(Collected data)
◇ ◇ ◇ ◇
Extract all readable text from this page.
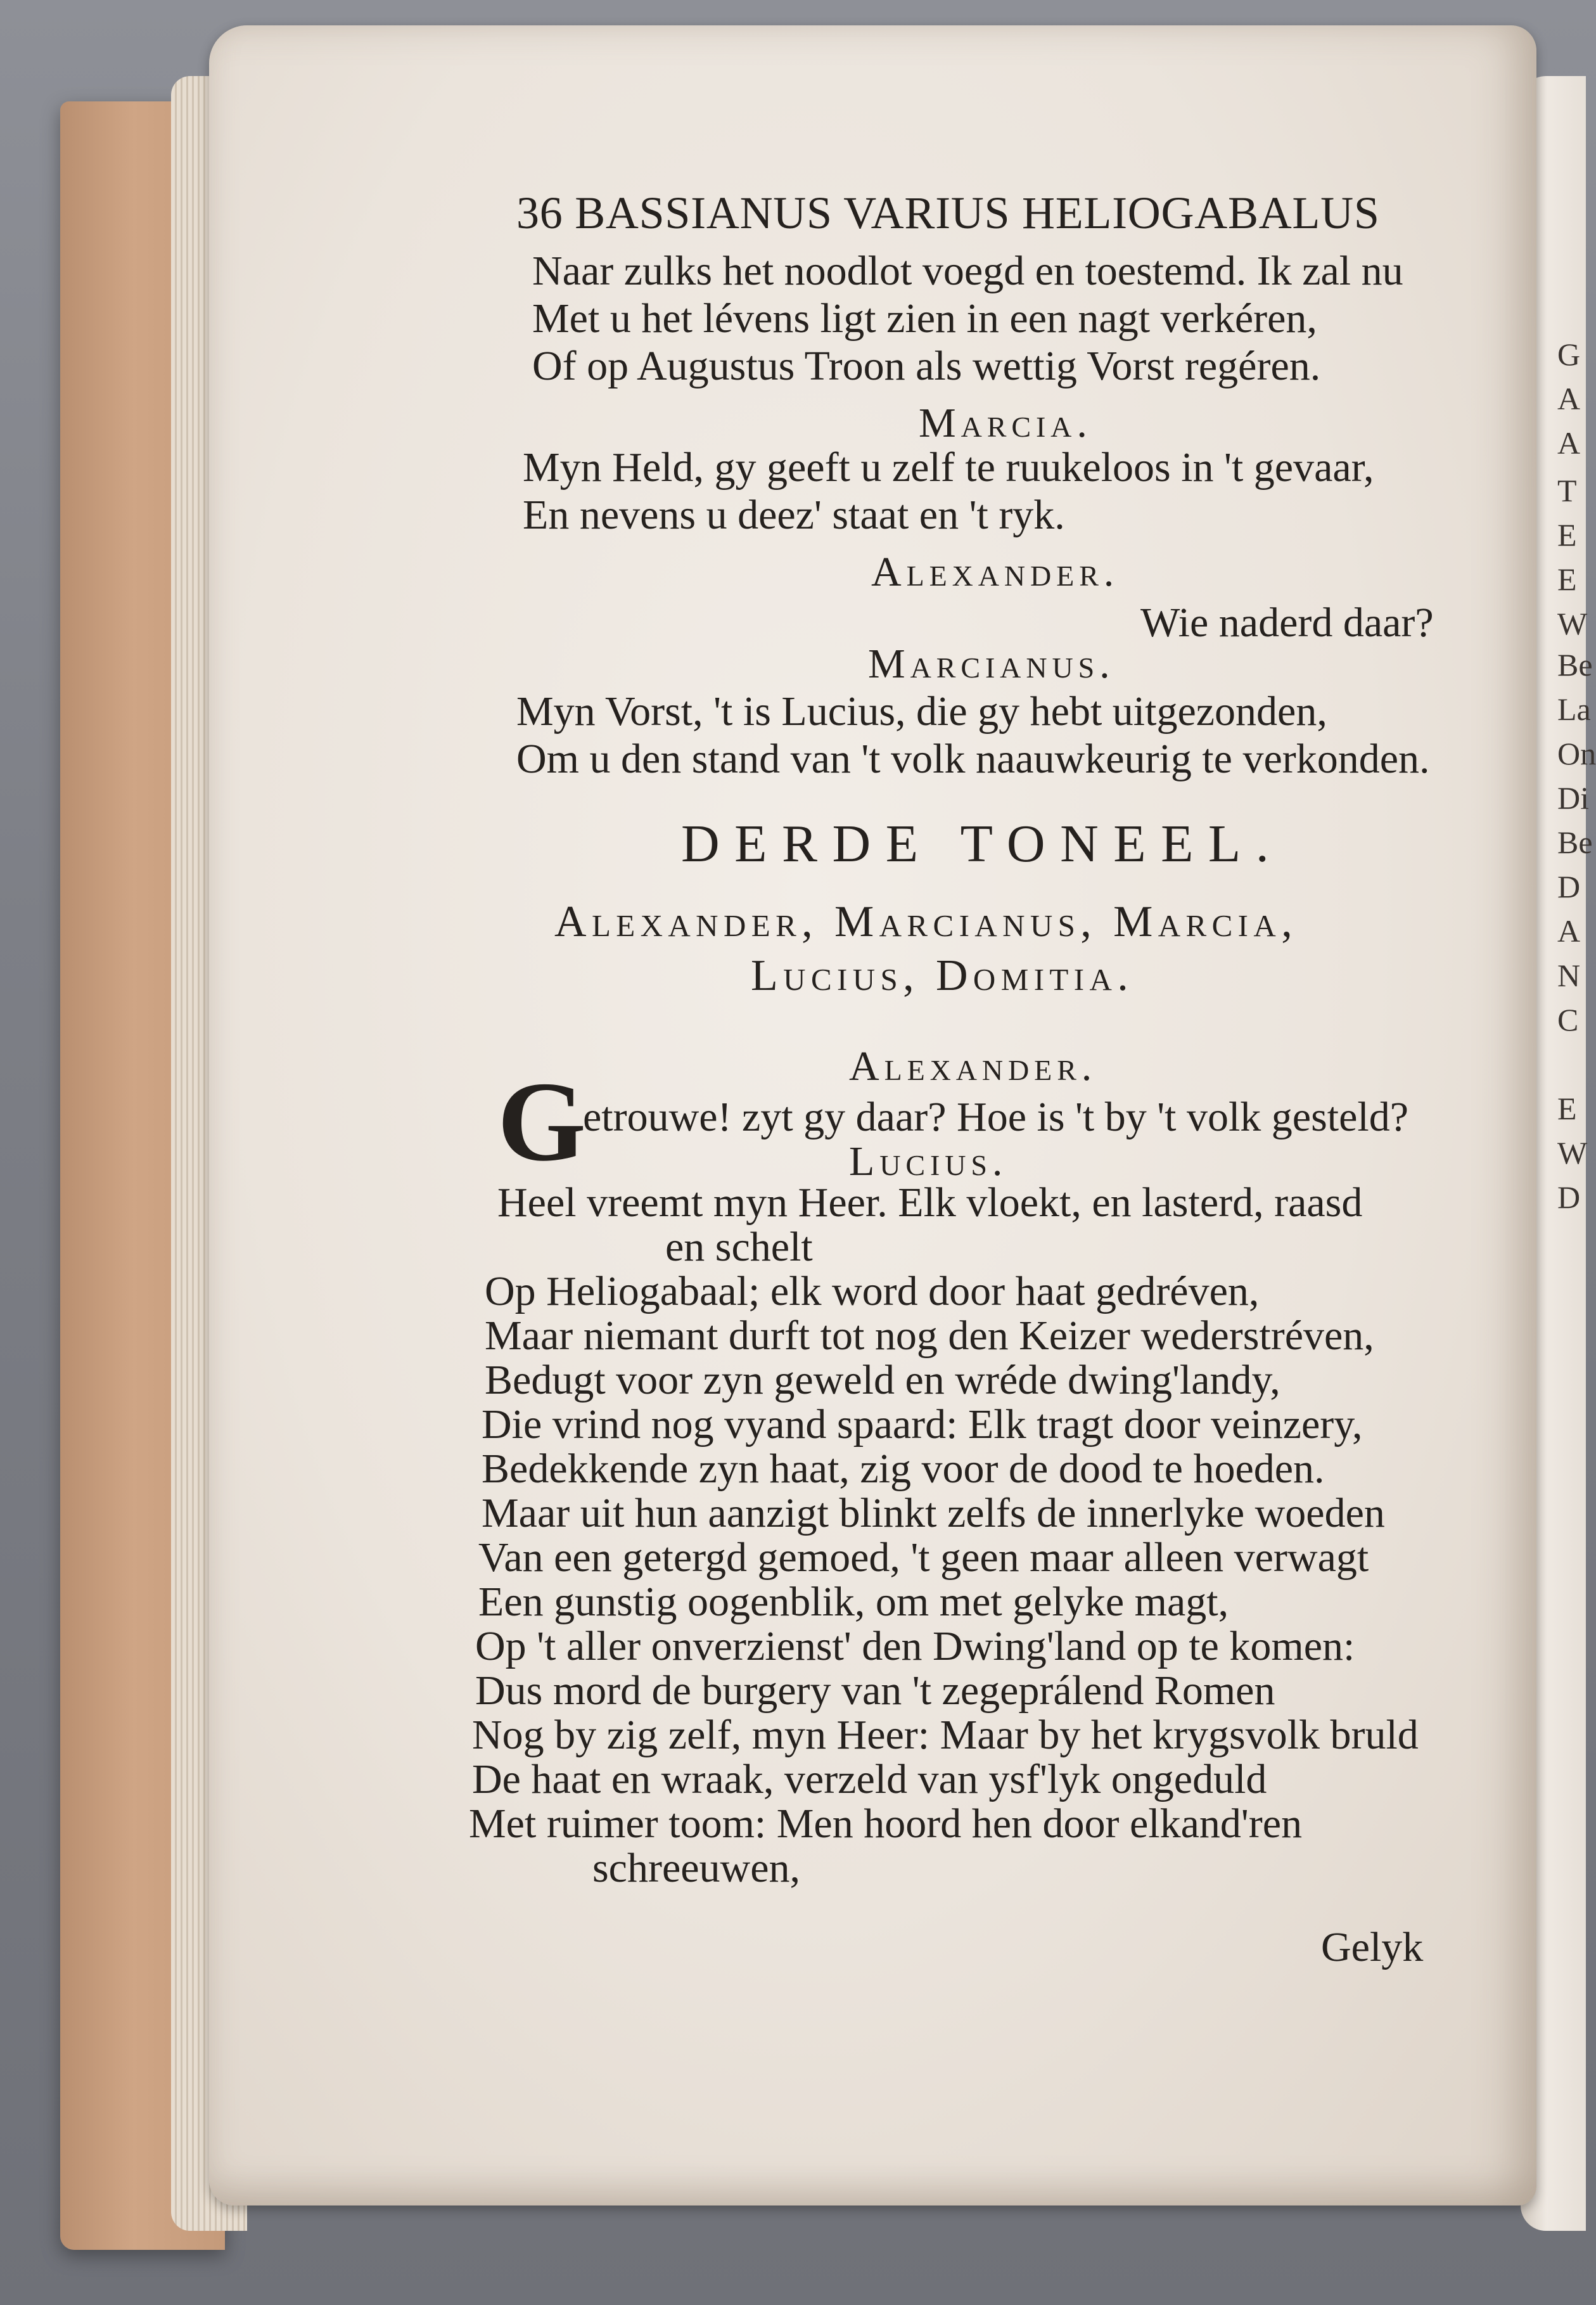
G
A
A
T
E
E
W
Be
La
On
Di
Be
D
A
N
C
E
W
D
36 BASSIANUS VARIUS HELIOGABALUS
Naar zulks het noodlot voegd en toestemd. Ik zal nu
Met u het lévens ligt zien in een nagt verkéren,
Of op Augustus Troon als wettig Vorst regéren.
Marcia.
Myn Held, gy geeft u zelf te ruukeloos in 't gevaar,
En nevens u deez' staat en 't ryk.
Alexander.
Wie naderd daar?
Marcianus.
Myn Vorst, 't is Lucius, die gy hebt uitgezonden,
Om u den stand van 't volk naauwkeurig te verkonden.
DERDE TONEEL.
Alexander, Marcianus, Marcia,
Lucius, Domitia.
Alexander.
G
etrouwe! zyt gy daar? Hoe is 't by 't volk gesteld?
Lucius.
Heel vreemt myn Heer. Elk vloekt, en lasterd, raasd
en schelt
Op Heliogabaal; elk word door haat gedréven,
Maar niemant durft tot nog den Keizer wederstréven,
Bedugt voor zyn geweld en wréde dwing'landy,
Die vrind nog vyand spaard: Elk tragt door veinzery,
Bedekkende zyn haat, zig voor de dood te hoeden.
Maar uit hun aanzigt blinkt zelfs de innerlyke woeden
Van een getergd gemoed, 't geen maar alleen verwagt
Een gunstig oogenblik, om met gelyke magt,
Op 't aller onverzienst' den Dwing'land op te komen:
Dus mord de burgery van 't zegeprálend Romen
Nog by zig zelf, myn Heer: Maar by het krygsvolk bruld
De haat en wraak, verzeld van ysf'lyk ongeduld
Met ruimer toom: Men hoord hen door elkand'ren
schreeuwen,
Gelyk
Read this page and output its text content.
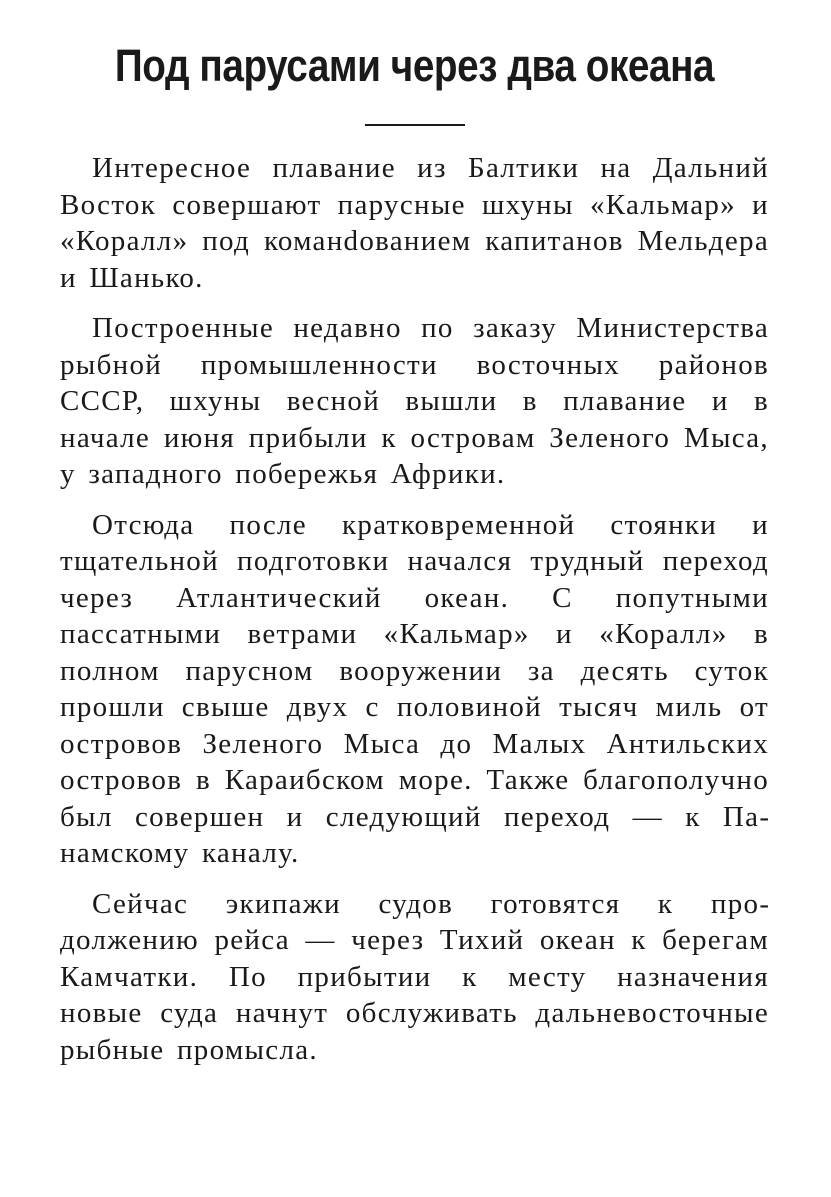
Под парусами через два океана

Интересное плавание из Балтики на Дальний Восток совершают парусные шхуны «Кальмар» и «Коралл» под команdованием капитанов Мельдера и Шанько.

Построенные недавно по заказу Министерства рыбной промышленности восточных районов СССР, шхуны весной вышли в плавание и в начале июня прибыли к островам Зеленого Мыса, у западного побережья Африки.

Отсюда после кратковременной стоянки и тщательной подготовки начался трудный переход через Атлантический океан. С попутными пассатными ветрами «Кальмар» и «Коралл» в полном парусном вооружении за десять суток прошли свыше двух с половиной тысяч миль от островов Зеленого Мыса до Малых Антильских островов в Карaибском море. Также благополучно был совершен и следующий переход — к Панамскому каналу.

Сейчас экипажи судов готовятся к продолжению рейса — через Тихий океан к берегам Камчатки. По прибытии к месту назначения новые суда начнут обслуживать дальневосточные рыбные промысла.
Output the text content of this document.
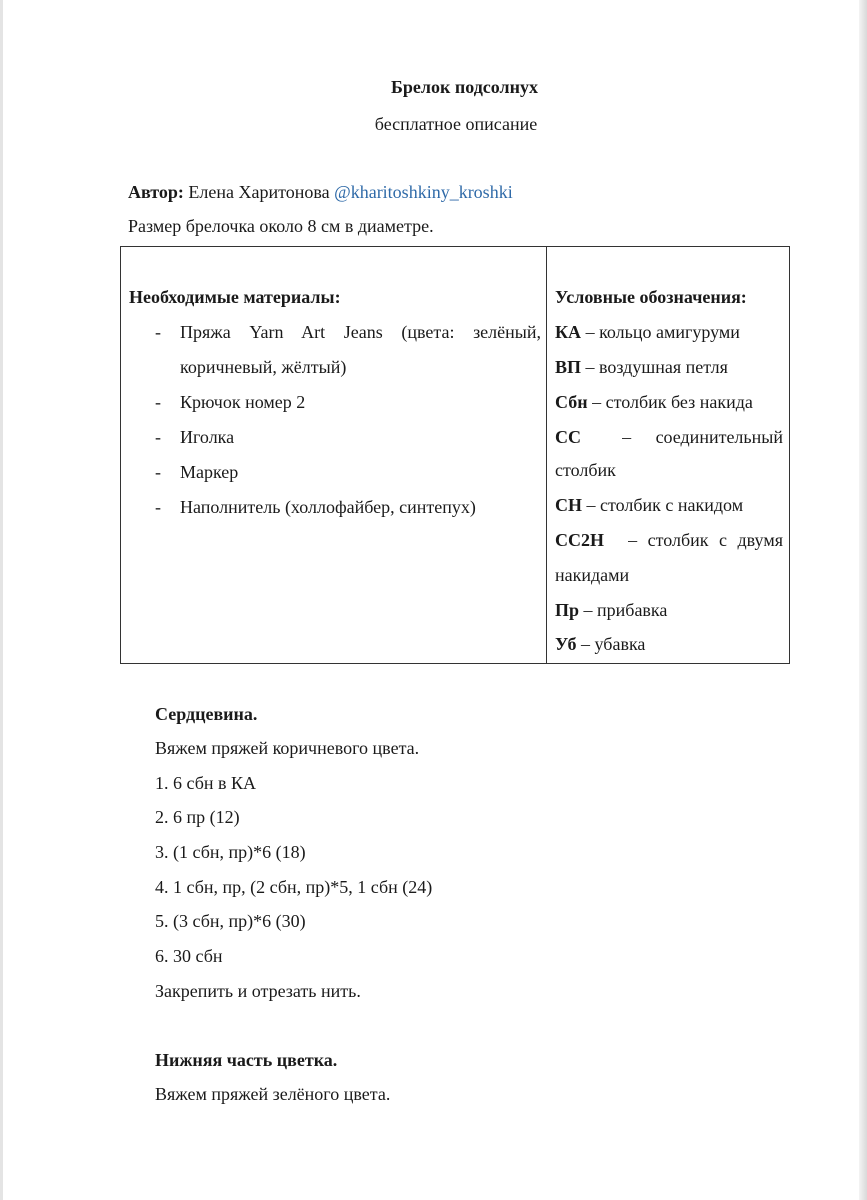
Брелок подсолнух
бесплатное описание
Автор: Елена Харитонова @kharitoshkiny_kroshki
Размер брелочка около 8 см в диаметре.
Необходимые материалы:
- Пряжа Yarn Art Jeans (цвета: зелёный,
коричневый, жёлтый)
- Крючок номер 2
- Иголка
- Маркер
- Наполнитель (холлофайбер, синтепух)
Условные обозначения:
КА – кольцо амигуруми
ВП – воздушная петля
Сбн – столбик без накида
СС – соединительный
столбик
СН – столбик с накидом
СС2Н – столбик с двумя
накидами
Пр – прибавка
Уб – убавка
Сердцевина.
Вяжем пряжей коричневого цвета.
1. 6 сбн в КА
2. 6 пр (12)
3. (1 сбн, пр)*6 (18)
4. 1 сбн, пр, (2 сбн, пр)*5, 1 сбн (24)
5. (3 сбн, пр)*6 (30)
6. 30 сбн
Закрепить и отрезать нить.
Нижняя часть цветка.
Вяжем пряжей зелёного цвета.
◇ ◇ ◇ ◇
# EXERCISE AIM:
Give an exact copy of the material, leaving out every picture.

# RESULT:
Extract all readable text from this page.
G
A
A
T
E
E
W
Be
La
On
Di
Be
D
A
N
C
E
W
D
36 BASSIANUS VARIUS HELIOGABALUS
Naar zulks het noodlot voegd en toestemd. Ik zal nu
Met u het lévens ligt zien in een nagt verkéren,
Of op Augustus Troon als wettig Vorst regéren.
Marcia.
Myn Held, gy geeft u zelf te ruukeloos in 't gevaar,
En nevens u deez' staat en 't ryk.
Alexander.
Wie naderd daar?
Marcianus.
Myn Vorst, 't is Lucius, die gy hebt uitgezonden,
Om u den stand van 't volk naauwkeurig te verkonden.
DERDE TONEEL.
Alexander, Marcianus, Marcia,
Lucius, Domitia.
Alexander.
G
etrouwe! zyt gy daar? Hoe is 't by 't volk gesteld?
Lucius.
Heel vreemt myn Heer. Elk vloekt, en lasterd, raasd
en schelt
Op Heliogabaal; elk word door haat gedréven,
Maar niemant durft tot nog den Keizer wederstréven,
Bedugt voor zyn geweld en wréde dwing'landy,
Die vrind nog vyand spaard: Elk tragt door veinzery,
Bedekkende zyn haat, zig voor de dood te hoeden.
Maar uit hun aanzigt blinkt zelfs de innerlyke woeden
Van een getergd gemoed, 't geen maar alleen verwagt
Een gunstig oogenblik, om met gelyke magt,
Op 't aller onverzienst' den Dwing'land op te komen:
Dus mord de burgery van 't zegeprálend Romen
Nog by zig zelf, myn Heer: Maar by het krygsvolk bruld
De haat en wraak, verzeld van ysf'lyk ongeduld
Met ruimer toom: Men hoord hen door elkand'ren
schreeuwen,
Gelyk
Read this page and output its text content.
Под парусами через два океана

Интересное плавание из Балтики на Дальний Восток совершают парусные шхуны «Кальмар» и «Коралл» под команdованием капитанов Мельдера и Шанько.

Построенные недавно по заказу Министерства рыбной промышленности восточных районов СССР, шхуны весной вышли в плавание и в начале июня прибыли к островам Зеленого Мыса, у западного побережья Африки.

Отсюда после кратковременной стоянки и тщательной подготовки начался трудный переход через Атлантический океан. С попутными пассатными ветрами «Кальмар» и «Коралл» в полном парусном вооружении за десять суток прошли свыше двух с половиной тысяч миль от островов Зеленого Мыса до Малых Антильских островов в Карaибском море. Также благополучно был совершен и следующий переход — к Панамскому каналу.

Сейчас экипажи судов готовятся к продолжению рейса — через Тихий океан к берегам Камчатки. По прибытии к месту назначения новые суда начнут обслуживать дальневосточные рыбные промысла.
Output the text content of this document.
Брелок подсолнух
бесплатное описание
Автор: Елена Харитонова @kharitoshkiny_kroshki
Размер брелочка около 8 см в диаметре.
Необходимые материалы:
- Пряжа Yarn Art Jeans (цвета: зелёный,
коричневый, жёлтый)
- Крючок номер 2
- Иголка
- Маркер
- Наполнитель (холлофайбер, синтепух)
Условные обозначения:
КА – кольцо амигуруми
ВП – воздушная петля
Сбн – столбик без накида
СС – соединительный
столбик
СН – столбик с накидом
СС2Н – столбик с двумя
накидами
Пр – прибавка
Уб – убавка
Сердцевина.
Вяжем пряжей коричневого цвета.
1. 6 сбн в КА
2. 6 пр (12)
3. (1 сбн, пр)*6 (18)
4. 1 сбн, пр, (2 сбн, пр)*5, 1 сбн (24)
5. (3 сбн, пр)*6 (30)
6. 30 сбн
Закрепить и отрезать нить.
Нижняя часть цветка.
Вяжем пряжей зелёного цвета.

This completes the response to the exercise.